▶ Work to do
Set down each record exactly as written.
◇ ◇ ◇ ◇ ◇ ◇ ◇
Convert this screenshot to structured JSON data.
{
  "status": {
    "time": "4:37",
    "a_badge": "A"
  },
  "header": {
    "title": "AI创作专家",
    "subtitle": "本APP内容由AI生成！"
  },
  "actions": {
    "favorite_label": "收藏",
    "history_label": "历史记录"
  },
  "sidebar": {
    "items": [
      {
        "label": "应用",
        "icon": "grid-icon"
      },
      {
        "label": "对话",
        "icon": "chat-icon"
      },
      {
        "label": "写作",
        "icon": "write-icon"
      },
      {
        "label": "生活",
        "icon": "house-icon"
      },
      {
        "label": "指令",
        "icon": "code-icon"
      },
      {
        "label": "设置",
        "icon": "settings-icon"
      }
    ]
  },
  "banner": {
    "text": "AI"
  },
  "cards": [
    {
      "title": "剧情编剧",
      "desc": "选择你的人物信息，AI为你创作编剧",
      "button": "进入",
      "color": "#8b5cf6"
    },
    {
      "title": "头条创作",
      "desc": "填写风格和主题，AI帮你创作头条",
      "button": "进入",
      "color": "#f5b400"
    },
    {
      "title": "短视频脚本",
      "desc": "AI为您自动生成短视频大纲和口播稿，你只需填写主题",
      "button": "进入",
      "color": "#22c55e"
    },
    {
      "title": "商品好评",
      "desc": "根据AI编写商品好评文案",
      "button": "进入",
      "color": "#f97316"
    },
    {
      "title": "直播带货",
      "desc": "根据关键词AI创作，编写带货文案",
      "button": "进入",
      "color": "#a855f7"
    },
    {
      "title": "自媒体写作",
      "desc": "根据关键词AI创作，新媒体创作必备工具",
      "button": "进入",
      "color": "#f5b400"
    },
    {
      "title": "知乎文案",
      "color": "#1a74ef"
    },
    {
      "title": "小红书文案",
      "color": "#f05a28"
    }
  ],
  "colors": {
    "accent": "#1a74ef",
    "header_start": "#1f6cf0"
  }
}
◇ ◇ ◇ ◇ ◇ ◇ ◇
▶ Solution below
Convert this screenshot to structured JSON data.
{
  "status": {
    "time": "4:37",
    "a_badge": "A"
  },
  "header": {
    "title": "AI创作专家",
    "subtitle": "本APP内容由AI生成！"
  },
  "actions": {
    "favorite_label": "收藏",
    "history_label": "历史记录"
  },
  "sidebar": {
    "items": [
      {
        "label": "应用",
        "icon": "grid-icon"
      },
      {
        "label": "对话",
        "icon": "chat-icon"
      },
      {
        "label": "写作",
        "icon": "write-icon"
      },
      {
        "label": "生活",
        "icon": "house-icon"
      },
      {
        "label": "指令",
        "icon": "code-icon"
      },
      {
        "label": "设置",
        "icon": "settings-icon"
      }
    ]
  },
  "banner": {
    "text": "AI"
  },
  "cards": [
    {
      "title": "剧情编剧",
      "desc": "选择你的人物信息，AI为你创作编剧",
      "button": "进入",
      "color": "#8b5cf6"
    },
    {
      "title": "头条创作",
      "desc": "填写风格和主题，AI帮你创作头条",
      "button": "进入",
      "color": "#f5b400"
    },
    {
      "title": "短视频脚本",
      "desc": "AI为您自动生成短视频大纲和口播稿，你只需填写主题",
      "button": "进入",
      "color": "#22c55e"
    },
    {
      "title": "商品好评",
      "desc": "根据AI编写商品好评文案",
      "button": "进入",
      "color": "#f97316"
    },
    {
      "title": "直播带货",
      "desc": "根据关键词AI创作，编写带货文案",
      "button": "进入",
      "color": "#a855f7"
    },
    {
      "title": "自媒体写作",
      "desc": "根据关键词AI创作，新媒体创作必备工具",
      "button": "进入",
      "color": "#f5b400"
    },
    {
      "title": "知乎文案",
      "color": "#1a74ef"
    },
    {
      "title": "小红书文案",
      "color": "#f05a28"
    }
  ],
  "colors": {
    "accent": "#1a74ef",
    "header_start": "#1f6cf0"
  }
}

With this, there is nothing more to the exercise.